## GIVEN PROBLEM
Return the number of lines holding "curves", with nothing added.
━━━━━━━━━━━━━━━━━━━━
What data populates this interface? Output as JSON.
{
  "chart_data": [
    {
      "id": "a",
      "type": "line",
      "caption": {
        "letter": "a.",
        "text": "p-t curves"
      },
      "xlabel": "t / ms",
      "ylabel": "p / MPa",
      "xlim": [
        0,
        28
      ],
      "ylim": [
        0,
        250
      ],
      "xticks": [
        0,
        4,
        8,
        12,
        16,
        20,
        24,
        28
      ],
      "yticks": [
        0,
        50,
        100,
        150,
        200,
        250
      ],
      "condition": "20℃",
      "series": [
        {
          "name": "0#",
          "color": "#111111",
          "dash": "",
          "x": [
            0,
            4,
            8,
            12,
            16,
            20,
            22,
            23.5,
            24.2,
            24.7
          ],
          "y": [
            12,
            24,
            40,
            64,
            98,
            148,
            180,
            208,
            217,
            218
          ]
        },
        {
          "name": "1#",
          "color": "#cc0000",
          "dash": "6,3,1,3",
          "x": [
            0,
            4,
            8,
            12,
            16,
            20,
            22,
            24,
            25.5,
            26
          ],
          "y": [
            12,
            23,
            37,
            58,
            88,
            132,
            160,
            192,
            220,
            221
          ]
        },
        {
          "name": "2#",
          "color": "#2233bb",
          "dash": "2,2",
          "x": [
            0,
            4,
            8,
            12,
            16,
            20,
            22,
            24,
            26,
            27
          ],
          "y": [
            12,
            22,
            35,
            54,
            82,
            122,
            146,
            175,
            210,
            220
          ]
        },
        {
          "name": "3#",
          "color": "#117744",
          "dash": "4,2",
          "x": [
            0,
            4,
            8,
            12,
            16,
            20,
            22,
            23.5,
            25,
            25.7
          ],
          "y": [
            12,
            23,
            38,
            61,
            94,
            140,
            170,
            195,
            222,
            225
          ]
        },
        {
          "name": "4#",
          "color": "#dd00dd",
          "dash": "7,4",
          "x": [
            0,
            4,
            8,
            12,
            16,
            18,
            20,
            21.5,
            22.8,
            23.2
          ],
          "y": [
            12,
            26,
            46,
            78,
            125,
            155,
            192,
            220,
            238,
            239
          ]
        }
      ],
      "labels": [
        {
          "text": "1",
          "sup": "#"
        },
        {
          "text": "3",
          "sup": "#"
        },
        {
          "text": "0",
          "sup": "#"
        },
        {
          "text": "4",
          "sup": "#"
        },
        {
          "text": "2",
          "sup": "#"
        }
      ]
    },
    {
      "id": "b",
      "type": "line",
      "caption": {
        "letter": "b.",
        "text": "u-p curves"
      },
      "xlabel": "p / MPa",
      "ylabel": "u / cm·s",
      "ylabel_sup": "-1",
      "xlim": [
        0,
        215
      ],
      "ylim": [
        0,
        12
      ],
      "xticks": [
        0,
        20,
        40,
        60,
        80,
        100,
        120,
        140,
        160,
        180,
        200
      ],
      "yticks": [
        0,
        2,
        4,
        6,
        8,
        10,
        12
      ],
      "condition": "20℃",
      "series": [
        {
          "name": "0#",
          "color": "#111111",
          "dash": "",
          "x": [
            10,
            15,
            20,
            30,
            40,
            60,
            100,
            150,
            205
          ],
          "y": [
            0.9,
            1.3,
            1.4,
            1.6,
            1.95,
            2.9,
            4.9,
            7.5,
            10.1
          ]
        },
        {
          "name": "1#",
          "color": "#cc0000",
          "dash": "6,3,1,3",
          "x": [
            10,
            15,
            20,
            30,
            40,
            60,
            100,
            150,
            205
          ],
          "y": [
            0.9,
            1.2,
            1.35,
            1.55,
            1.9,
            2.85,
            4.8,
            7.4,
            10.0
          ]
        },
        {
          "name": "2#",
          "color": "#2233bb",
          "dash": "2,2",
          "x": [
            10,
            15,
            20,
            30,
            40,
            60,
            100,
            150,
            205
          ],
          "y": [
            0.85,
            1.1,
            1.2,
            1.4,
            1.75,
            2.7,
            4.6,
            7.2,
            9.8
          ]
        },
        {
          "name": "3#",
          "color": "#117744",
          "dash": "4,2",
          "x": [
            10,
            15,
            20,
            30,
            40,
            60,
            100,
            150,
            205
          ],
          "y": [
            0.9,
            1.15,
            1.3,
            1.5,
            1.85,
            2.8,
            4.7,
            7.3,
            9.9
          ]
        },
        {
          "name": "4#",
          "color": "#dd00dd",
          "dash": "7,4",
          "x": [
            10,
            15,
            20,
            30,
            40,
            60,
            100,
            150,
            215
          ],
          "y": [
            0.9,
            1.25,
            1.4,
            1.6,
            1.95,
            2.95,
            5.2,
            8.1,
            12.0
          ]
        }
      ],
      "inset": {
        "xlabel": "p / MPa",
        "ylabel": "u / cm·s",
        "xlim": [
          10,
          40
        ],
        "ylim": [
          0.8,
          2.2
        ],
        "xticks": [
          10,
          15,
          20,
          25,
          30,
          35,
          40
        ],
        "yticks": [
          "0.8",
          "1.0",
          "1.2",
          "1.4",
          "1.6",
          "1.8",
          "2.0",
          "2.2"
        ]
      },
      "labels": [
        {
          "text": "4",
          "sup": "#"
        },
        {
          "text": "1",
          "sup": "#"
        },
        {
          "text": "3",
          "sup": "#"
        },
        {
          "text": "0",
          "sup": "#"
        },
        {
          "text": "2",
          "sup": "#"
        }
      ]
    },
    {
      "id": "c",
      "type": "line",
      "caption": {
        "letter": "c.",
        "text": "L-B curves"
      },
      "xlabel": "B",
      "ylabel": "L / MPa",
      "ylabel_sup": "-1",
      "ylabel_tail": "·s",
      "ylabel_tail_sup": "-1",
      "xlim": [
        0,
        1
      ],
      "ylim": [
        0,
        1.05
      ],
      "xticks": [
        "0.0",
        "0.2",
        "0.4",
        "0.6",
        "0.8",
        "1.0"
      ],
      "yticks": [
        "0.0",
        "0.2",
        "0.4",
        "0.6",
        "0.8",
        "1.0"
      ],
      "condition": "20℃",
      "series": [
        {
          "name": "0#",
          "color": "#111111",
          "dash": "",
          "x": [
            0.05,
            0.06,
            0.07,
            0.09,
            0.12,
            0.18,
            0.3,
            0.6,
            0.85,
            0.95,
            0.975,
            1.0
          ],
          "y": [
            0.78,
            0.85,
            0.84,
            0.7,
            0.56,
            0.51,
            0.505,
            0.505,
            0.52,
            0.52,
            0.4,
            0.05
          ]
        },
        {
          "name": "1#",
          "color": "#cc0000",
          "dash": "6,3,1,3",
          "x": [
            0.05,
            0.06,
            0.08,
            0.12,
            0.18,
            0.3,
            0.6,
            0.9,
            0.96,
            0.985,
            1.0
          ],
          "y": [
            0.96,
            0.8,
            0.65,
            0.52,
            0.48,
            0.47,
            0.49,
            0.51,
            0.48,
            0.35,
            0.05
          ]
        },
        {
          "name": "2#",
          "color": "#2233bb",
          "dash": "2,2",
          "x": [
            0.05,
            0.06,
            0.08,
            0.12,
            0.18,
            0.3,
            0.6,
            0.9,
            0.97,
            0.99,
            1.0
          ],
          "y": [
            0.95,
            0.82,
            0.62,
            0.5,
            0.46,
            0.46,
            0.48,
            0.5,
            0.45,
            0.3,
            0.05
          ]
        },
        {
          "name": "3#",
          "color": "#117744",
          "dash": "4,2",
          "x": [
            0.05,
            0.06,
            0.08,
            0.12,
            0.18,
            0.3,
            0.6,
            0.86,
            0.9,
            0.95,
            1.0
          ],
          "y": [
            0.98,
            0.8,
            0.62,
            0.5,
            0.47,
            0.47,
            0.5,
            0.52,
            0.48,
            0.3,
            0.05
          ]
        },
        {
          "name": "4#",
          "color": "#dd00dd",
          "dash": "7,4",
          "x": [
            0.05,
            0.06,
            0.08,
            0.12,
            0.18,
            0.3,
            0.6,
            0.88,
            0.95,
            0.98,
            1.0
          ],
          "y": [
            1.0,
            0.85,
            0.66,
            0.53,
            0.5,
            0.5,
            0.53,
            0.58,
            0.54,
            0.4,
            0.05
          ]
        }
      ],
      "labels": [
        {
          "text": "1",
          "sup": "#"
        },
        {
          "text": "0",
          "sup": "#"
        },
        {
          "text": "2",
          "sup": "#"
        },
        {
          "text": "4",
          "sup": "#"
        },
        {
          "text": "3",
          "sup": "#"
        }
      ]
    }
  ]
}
━━━━━━━━━━━━━━━━━━━━
## EXERCISE OUTPUT
3